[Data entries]
** BEGIN **

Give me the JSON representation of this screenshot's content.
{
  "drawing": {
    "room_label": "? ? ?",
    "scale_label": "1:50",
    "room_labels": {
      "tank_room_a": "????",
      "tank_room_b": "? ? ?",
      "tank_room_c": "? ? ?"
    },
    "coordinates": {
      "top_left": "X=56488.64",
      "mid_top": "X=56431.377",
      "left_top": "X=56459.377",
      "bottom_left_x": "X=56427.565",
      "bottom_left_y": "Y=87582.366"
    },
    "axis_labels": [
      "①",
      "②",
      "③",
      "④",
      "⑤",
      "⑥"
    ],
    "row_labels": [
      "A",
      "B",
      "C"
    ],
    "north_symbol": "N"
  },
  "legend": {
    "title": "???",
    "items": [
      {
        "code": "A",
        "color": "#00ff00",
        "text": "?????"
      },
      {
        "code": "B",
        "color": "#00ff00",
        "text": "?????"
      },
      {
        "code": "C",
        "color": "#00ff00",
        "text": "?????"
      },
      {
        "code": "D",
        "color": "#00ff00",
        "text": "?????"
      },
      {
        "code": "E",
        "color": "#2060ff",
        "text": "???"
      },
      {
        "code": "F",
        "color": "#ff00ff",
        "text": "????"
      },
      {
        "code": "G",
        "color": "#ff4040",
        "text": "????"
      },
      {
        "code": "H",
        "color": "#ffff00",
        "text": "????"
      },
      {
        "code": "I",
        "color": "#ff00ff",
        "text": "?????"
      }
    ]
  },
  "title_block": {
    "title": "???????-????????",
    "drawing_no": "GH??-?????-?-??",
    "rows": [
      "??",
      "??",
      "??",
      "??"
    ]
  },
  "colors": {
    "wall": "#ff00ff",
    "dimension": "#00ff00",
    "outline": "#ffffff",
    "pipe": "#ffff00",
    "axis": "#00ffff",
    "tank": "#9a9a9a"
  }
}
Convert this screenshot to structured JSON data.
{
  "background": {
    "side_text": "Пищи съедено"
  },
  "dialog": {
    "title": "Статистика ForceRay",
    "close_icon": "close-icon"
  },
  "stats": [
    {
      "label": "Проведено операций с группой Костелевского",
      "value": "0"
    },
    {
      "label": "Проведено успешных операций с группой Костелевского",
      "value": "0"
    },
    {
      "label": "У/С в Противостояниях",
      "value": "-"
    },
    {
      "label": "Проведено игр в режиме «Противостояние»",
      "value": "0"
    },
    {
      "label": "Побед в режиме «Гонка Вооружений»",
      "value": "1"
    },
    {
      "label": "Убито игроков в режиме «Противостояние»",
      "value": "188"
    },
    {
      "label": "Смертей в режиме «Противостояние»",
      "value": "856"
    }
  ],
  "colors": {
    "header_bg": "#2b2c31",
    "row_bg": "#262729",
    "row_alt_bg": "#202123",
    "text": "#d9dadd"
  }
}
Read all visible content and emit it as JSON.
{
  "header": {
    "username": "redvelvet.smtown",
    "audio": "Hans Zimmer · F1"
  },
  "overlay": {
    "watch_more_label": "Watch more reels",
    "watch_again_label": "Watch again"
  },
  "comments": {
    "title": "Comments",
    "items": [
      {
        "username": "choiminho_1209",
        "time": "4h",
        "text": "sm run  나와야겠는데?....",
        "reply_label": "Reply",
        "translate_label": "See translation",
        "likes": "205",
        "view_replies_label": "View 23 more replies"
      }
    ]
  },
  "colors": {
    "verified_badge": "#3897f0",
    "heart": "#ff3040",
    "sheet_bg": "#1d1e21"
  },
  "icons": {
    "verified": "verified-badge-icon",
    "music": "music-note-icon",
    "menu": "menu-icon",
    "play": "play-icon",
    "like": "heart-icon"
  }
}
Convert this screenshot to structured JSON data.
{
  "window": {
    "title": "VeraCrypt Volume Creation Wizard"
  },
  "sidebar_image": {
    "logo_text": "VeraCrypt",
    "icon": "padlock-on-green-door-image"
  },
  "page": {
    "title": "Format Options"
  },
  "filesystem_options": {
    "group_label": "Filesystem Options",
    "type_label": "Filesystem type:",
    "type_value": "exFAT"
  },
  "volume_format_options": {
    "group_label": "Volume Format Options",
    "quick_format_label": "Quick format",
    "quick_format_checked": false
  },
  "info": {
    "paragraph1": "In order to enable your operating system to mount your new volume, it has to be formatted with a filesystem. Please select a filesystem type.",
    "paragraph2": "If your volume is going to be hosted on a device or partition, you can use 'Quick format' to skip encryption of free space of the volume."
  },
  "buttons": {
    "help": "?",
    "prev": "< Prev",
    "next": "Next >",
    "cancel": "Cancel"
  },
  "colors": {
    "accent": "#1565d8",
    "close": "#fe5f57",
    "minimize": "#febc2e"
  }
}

** END **

**EXERCISE:** Copy only this span: the line that contains "Read all visible content and emit it as JSON.", the last line, and every line between them.

**ANSWER TO THIS TASK:**
Read all visible content and emit it as JSON.
{
  "header": {
    "username": "redvelvet.smtown",
    "audio": "Hans Zimmer · F1"
  },
  "overlay": {
    "watch_more_label": "Watch more reels",
    "watch_again_label": "Watch again"
  },
  "comments": {
    "title": "Comments",
    "items": [
      {
        "username": "choiminho_1209",
        "time": "4h",
        "text": "sm run  나와야겠는데?....",
        "reply_label": "Reply",
        "translate_label": "See translation",
        "likes": "205",
        "view_replies_label": "View 23 more replies"
      }
    ]
  },
  "colors": {
    "verified_badge": "#3897f0",
    "heart": "#ff3040",
    "sheet_bg": "#1d1e21"
  },
  "icons": {
    "verified": "verified-badge-icon",
    "music": "music-note-icon",
    "menu": "menu-icon",
    "play": "play-icon",
    "like": "heart-icon"
  }
}
Convert this screenshot to structured JSON data.
{
  "window": {
    "title": "VeraCrypt Volume Creation Wizard"
  },
  "sidebar_image": {
    "logo_text": "VeraCrypt",
    "icon": "padlock-on-green-door-image"
  },
  "page": {
    "title": "Format Options"
  },
  "filesystem_options": {
    "group_label": "Filesystem Options",
    "type_label": "Filesystem type:",
    "type_value": "exFAT"
  },
  "volume_format_options": {
    "group_label": "Volume Format Options",
    "quick_format_label": "Quick format",
    "quick_format_checked": false
  },
  "info": {
    "paragraph1": "In order to enable your operating system to mount your new volume, it has to be formatted with a filesystem. Please select a filesystem type.",
    "paragraph2": "If your volume is going to be hosted on a device or partition, you can use 'Quick format' to skip encryption of free space of the volume."
  },
  "buttons": {
    "help": "?",
    "prev": "< Prev",
    "next": "Next >",
    "cancel": "Cancel"
  },
  "colors": {
    "accent": "#1565d8",
    "close": "#fe5f57",
    "minimize": "#febc2e"
  }
}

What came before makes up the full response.